**** DATASET EXTRACT ****
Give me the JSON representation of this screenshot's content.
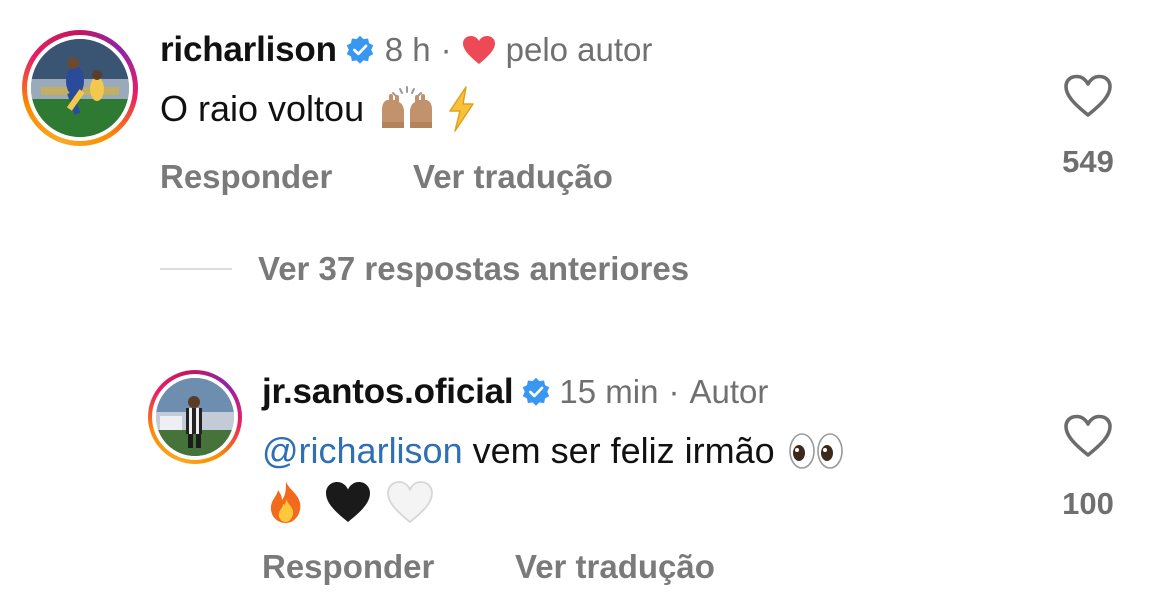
{
  "comment": {
    "username": "richarlison",
    "time": "8 h",
    "separator": "·",
    "liked_by_author_text": "pelo autor",
    "text": "O raio voltou",
    "emojis": [
      "raised-hands-emoji",
      "lightning-emoji"
    ],
    "like_count": "549",
    "reply_label": "Responder",
    "translate_label": "Ver tradução"
  },
  "view_replies": {
    "label": "Ver 37 respostas anteriores"
  },
  "reply": {
    "username": "jr.santos.oficial",
    "time": "15 min",
    "separator": "·",
    "author_badge": "Autor",
    "mention": "@richarlison",
    "text": " vem ser feliz irmão",
    "emojis": [
      "eyes-emoji",
      "fire-emoji",
      "black-heart-emoji",
      "white-heart-emoji"
    ],
    "like_count": "100",
    "reply_label": "Responder",
    "translate_label": "Ver tradução"
  },
  "colors": {
    "verified_blue": "#3897f0",
    "heart_red": "#ed4956",
    "mention_blue": "#2f6fb4",
    "secondary_text": "#707070"
  }
}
****
> **STATED TASK**: Quote all of the entries word for word, omitting any pictures.

> **TASK RESPONSE**:
Give me the JSON representation of this screenshot's content.
{
  "comment": {
    "username": "richarlison",
    "time": "8 h",
    "separator": "·",
    "liked_by_author_text": "pelo autor",
    "text": "O raio voltou",
    "emojis": [
      "raised-hands-emoji",
      "lightning-emoji"
    ],
    "like_count": "549",
    "reply_label": "Responder",
    "translate_label": "Ver tradução"
  },
  "view_replies": {
    "label": "Ver 37 respostas anteriores"
  },
  "reply": {
    "username": "jr.santos.oficial",
    "time": "15 min",
    "separator": "·",
    "author_badge": "Autor",
    "mention": "@richarlison",
    "text": " vem ser feliz irmão",
    "emojis": [
      "eyes-emoji",
      "fire-emoji",
      "black-heart-emoji",
      "white-heart-emoji"
    ],
    "like_count": "100",
    "reply_label": "Responder",
    "translate_label": "Ver tradução"
  },
  "colors": {
    "verified_blue": "#3897f0",
    "heart_red": "#ed4956",
    "mention_blue": "#2f6fb4",
    "secondary_text": "#707070"
  }
}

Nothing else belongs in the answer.